* _Stored data entries_:
(begin)
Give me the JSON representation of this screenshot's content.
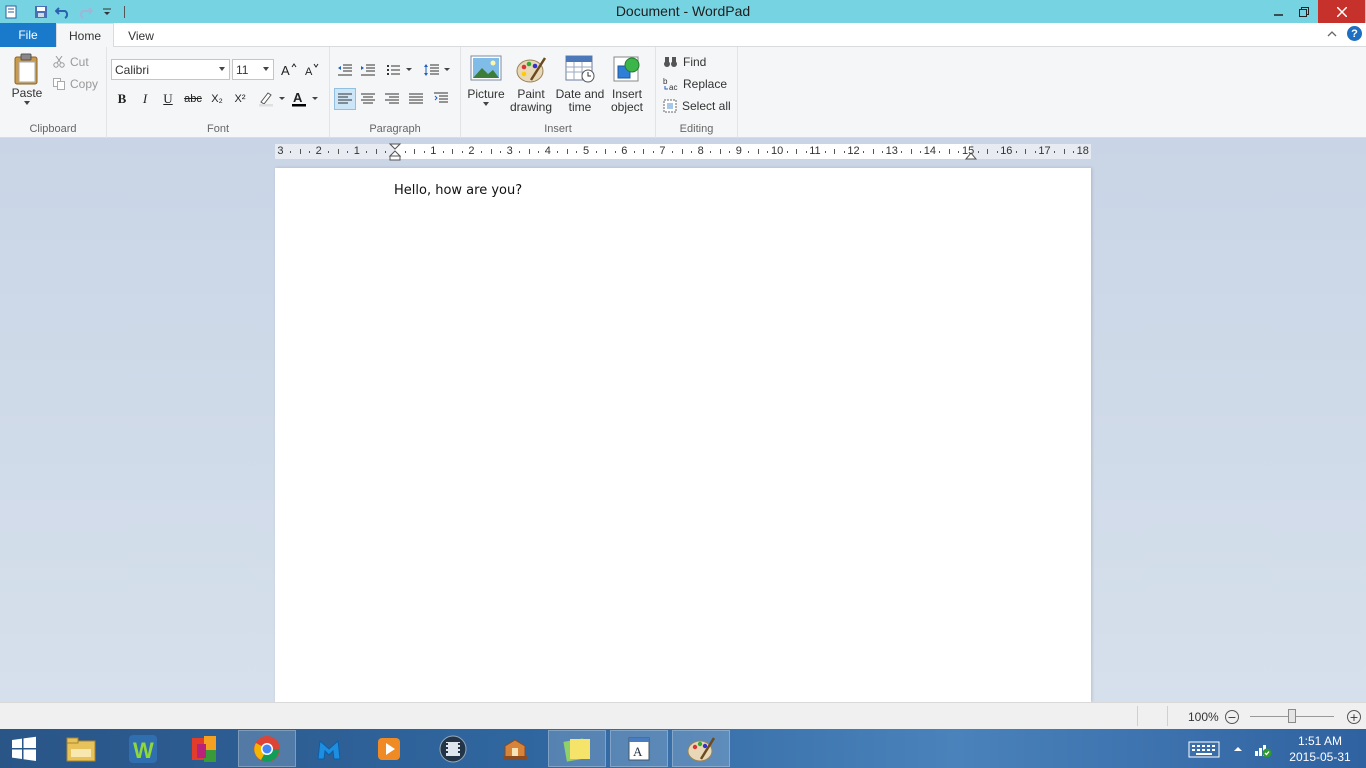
{
  "window": {
    "title": "Document - WordPad",
    "controls": [
      "minimize",
      "restore",
      "close"
    ]
  },
  "quick_access": [
    "save-icon",
    "undo-icon",
    "redo-icon",
    "customize-icon"
  ],
  "tabs": {
    "file": "File",
    "home": "Home",
    "view": "View"
  },
  "ribbon": {
    "clipboard": {
      "label": "Clipboard",
      "paste": "Paste",
      "cut": "Cut",
      "copy": "Copy"
    },
    "font": {
      "label": "Font",
      "family": "Calibri",
      "size": "11",
      "bold": "B",
      "italic": "I",
      "underline": "U",
      "strike": "abc",
      "subscript": "X₂",
      "superscript": "X²"
    },
    "paragraph": {
      "label": "Paragraph",
      "alignment_selected": "left"
    },
    "insert": {
      "label": "Insert",
      "picture": "Picture",
      "paint_drawing_1": "Paint",
      "paint_drawing_2": "drawing",
      "date_time_1": "Date and",
      "date_time_2": "time",
      "insert_object_1": "Insert",
      "insert_object_2": "object"
    },
    "editing": {
      "label": "Editing",
      "find": "Find",
      "replace": "Replace",
      "select_all": "Select all"
    }
  },
  "ruler": {
    "left_numbers": [
      "3",
      "2",
      "1"
    ],
    "right_numbers": [
      "1",
      "2",
      "3",
      "4",
      "5",
      "6",
      "7",
      "8",
      "9",
      "10",
      "11",
      "12",
      "13",
      "14",
      "15",
      "16",
      "17",
      "18"
    ]
  },
  "document": {
    "text": "Hello, how are you?"
  },
  "status": {
    "zoom": "100%",
    "zoom_out": "−",
    "zoom_in": "+"
  },
  "taskbar": {
    "apps": [
      "start-icon",
      "file-explorer-icon",
      "w-app-icon",
      "color-app-icon",
      "chrome-icon",
      "malwarebytes-icon",
      "media-player-icon",
      "video-app-icon",
      "bridge-app-icon",
      "notes-app-icon",
      "wordpad-icon",
      "paint-icon"
    ],
    "time": "1:51 AM",
    "date": "2015-05-31"
  }
}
(end)
* _EXERCISE_: Set down every record once more, word for word, without pictures.

* _RESULT_:
Give me the JSON representation of this screenshot's content.
{
  "window": {
    "title": "Document - WordPad",
    "controls": [
      "minimize",
      "restore",
      "close"
    ]
  },
  "quick_access": [
    "save-icon",
    "undo-icon",
    "redo-icon",
    "customize-icon"
  ],
  "tabs": {
    "file": "File",
    "home": "Home",
    "view": "View"
  },
  "ribbon": {
    "clipboard": {
      "label": "Clipboard",
      "paste": "Paste",
      "cut": "Cut",
      "copy": "Copy"
    },
    "font": {
      "label": "Font",
      "family": "Calibri",
      "size": "11",
      "bold": "B",
      "italic": "I",
      "underline": "U",
      "strike": "abc",
      "subscript": "X₂",
      "superscript": "X²"
    },
    "paragraph": {
      "label": "Paragraph",
      "alignment_selected": "left"
    },
    "insert": {
      "label": "Insert",
      "picture": "Picture",
      "paint_drawing_1": "Paint",
      "paint_drawing_2": "drawing",
      "date_time_1": "Date and",
      "date_time_2": "time",
      "insert_object_1": "Insert",
      "insert_object_2": "object"
    },
    "editing": {
      "label": "Editing",
      "find": "Find",
      "replace": "Replace",
      "select_all": "Select all"
    }
  },
  "ruler": {
    "left_numbers": [
      "3",
      "2",
      "1"
    ],
    "right_numbers": [
      "1",
      "2",
      "3",
      "4",
      "5",
      "6",
      "7",
      "8",
      "9",
      "10",
      "11",
      "12",
      "13",
      "14",
      "15",
      "16",
      "17",
      "18"
    ]
  },
  "document": {
    "text": "Hello, how are you?"
  },
  "status": {
    "zoom": "100%",
    "zoom_out": "−",
    "zoom_in": "+"
  },
  "taskbar": {
    "apps": [
      "start-icon",
      "file-explorer-icon",
      "w-app-icon",
      "color-app-icon",
      "chrome-icon",
      "malwarebytes-icon",
      "media-player-icon",
      "video-app-icon",
      "bridge-app-icon",
      "notes-app-icon",
      "wordpad-icon",
      "paint-icon"
    ],
    "time": "1:51 AM",
    "date": "2015-05-31"
  }
}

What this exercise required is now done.